Exercise details:
Scan the lines below and report each one containing "Reviews" by copying it.

Information provided:
----
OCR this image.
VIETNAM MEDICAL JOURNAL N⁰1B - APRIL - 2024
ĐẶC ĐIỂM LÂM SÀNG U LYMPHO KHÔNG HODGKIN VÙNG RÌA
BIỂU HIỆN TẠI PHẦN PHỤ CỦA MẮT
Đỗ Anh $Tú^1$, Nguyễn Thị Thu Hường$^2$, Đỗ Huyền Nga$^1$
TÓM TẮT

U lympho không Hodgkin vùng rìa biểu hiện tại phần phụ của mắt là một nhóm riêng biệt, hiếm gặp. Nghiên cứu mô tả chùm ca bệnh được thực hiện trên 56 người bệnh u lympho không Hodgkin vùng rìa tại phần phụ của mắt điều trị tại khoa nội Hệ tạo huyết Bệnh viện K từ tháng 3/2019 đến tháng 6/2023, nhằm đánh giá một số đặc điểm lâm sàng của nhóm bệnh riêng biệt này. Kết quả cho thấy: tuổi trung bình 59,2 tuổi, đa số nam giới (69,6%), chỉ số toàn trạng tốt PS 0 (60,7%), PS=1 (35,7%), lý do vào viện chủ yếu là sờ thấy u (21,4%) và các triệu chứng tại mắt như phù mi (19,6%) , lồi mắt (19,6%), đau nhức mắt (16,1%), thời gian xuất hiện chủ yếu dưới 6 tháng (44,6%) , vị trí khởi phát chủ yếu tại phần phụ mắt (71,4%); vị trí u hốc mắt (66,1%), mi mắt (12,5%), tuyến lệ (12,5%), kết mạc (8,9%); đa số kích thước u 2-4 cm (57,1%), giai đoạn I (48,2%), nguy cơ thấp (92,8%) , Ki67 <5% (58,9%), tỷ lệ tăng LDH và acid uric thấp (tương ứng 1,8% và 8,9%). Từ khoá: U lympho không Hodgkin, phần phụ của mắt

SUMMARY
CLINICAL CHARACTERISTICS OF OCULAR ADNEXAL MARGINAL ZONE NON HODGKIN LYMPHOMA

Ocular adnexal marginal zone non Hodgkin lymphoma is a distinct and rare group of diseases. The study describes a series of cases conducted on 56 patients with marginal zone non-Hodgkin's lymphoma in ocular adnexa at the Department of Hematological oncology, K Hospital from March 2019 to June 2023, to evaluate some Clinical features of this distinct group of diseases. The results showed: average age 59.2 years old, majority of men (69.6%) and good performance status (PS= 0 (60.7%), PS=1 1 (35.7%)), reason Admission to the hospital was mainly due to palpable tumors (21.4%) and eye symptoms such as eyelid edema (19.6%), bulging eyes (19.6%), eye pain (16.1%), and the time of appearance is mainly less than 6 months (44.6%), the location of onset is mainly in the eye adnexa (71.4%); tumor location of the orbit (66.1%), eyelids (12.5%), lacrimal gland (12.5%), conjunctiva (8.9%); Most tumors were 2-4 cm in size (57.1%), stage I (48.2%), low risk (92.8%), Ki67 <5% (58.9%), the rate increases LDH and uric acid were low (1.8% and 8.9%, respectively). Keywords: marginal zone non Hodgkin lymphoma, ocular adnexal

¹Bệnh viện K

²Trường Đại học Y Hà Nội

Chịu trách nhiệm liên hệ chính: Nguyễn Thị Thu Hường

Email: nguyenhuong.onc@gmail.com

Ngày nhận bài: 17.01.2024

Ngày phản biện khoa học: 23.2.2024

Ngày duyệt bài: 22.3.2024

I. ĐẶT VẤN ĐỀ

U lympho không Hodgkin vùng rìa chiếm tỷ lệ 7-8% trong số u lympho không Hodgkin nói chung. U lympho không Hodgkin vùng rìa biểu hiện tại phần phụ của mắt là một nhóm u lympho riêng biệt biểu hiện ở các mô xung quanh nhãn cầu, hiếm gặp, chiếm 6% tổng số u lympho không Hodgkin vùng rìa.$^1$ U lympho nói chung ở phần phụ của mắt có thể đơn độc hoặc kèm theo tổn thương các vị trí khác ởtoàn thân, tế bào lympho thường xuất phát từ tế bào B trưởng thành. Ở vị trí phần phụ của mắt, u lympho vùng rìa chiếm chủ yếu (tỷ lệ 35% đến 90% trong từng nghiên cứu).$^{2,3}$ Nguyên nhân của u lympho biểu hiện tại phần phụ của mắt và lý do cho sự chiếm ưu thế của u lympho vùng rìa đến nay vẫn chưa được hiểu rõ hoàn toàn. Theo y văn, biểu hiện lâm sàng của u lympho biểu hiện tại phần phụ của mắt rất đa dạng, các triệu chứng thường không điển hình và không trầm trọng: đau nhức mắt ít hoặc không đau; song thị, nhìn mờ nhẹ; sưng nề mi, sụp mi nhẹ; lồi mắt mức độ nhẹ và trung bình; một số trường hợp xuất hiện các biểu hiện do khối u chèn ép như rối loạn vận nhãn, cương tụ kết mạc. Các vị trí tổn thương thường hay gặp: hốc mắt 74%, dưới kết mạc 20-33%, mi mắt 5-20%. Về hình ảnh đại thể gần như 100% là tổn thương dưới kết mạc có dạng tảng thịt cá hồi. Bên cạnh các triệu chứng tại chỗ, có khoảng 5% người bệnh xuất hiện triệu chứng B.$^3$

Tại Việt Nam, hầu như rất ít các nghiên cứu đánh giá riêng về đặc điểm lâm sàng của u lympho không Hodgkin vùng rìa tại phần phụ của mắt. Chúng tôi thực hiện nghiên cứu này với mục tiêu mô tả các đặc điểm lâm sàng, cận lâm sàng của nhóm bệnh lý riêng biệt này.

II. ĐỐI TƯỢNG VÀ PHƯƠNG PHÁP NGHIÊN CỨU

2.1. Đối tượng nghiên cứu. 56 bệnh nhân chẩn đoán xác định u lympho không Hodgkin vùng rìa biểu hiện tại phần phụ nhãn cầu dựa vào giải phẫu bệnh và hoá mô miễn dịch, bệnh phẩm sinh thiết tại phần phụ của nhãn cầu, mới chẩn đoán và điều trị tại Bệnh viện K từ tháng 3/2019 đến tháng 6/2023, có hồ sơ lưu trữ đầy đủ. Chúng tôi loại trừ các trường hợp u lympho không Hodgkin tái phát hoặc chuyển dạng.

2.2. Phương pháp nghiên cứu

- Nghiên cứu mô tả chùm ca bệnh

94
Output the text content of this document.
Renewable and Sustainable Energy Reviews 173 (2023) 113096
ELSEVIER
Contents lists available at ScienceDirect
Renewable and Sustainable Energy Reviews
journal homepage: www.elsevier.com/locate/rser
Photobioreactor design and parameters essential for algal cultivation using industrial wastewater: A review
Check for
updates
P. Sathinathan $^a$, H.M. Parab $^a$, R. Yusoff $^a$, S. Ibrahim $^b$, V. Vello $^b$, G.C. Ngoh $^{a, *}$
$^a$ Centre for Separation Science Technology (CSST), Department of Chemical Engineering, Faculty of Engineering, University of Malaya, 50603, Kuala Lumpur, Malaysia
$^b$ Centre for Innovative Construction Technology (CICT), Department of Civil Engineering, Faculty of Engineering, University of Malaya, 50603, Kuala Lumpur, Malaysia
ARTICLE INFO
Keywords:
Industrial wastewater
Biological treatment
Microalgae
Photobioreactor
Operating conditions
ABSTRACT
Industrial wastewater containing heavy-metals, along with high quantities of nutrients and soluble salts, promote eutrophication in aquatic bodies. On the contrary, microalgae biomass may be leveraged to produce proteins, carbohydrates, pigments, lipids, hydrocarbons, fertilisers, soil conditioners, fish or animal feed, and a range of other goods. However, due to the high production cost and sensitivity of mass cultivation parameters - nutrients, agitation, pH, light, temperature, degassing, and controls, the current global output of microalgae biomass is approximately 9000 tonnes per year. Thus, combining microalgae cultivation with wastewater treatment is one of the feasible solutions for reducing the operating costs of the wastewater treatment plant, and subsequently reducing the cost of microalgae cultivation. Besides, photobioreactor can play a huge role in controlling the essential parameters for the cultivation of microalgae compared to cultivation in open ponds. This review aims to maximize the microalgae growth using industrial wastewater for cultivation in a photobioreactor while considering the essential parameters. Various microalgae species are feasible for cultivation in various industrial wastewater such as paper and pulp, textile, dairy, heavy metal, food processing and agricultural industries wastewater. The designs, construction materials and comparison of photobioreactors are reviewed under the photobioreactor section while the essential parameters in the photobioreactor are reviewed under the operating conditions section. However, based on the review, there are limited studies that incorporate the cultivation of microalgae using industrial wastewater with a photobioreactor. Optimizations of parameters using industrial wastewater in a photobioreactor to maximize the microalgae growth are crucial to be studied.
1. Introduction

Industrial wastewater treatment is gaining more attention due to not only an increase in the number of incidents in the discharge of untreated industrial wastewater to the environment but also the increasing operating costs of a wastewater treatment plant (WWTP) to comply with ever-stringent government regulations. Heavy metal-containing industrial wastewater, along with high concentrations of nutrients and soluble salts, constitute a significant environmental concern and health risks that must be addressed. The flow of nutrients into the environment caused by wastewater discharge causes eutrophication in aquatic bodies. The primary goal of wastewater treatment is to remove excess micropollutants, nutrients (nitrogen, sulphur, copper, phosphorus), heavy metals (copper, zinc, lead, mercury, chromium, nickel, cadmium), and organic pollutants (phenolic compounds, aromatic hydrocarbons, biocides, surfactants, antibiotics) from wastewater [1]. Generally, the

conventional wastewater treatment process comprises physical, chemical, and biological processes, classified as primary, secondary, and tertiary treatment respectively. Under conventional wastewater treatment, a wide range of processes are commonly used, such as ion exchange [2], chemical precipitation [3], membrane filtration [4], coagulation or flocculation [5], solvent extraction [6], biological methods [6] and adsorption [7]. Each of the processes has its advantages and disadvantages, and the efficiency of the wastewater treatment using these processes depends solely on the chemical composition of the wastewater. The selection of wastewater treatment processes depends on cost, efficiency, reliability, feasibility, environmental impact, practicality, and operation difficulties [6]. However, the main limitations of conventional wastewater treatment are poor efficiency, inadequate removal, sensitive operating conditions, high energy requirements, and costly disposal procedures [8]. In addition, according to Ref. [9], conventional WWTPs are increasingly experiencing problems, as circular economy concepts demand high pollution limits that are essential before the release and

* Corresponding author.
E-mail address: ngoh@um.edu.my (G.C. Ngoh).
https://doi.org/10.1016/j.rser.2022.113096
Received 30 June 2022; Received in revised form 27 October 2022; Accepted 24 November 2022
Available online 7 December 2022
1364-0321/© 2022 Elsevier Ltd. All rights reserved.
----
Exercise output:
Renewable and Sustainable Energy Reviews 173 (2023) 113096
Renewable and Sustainable Energy Reviews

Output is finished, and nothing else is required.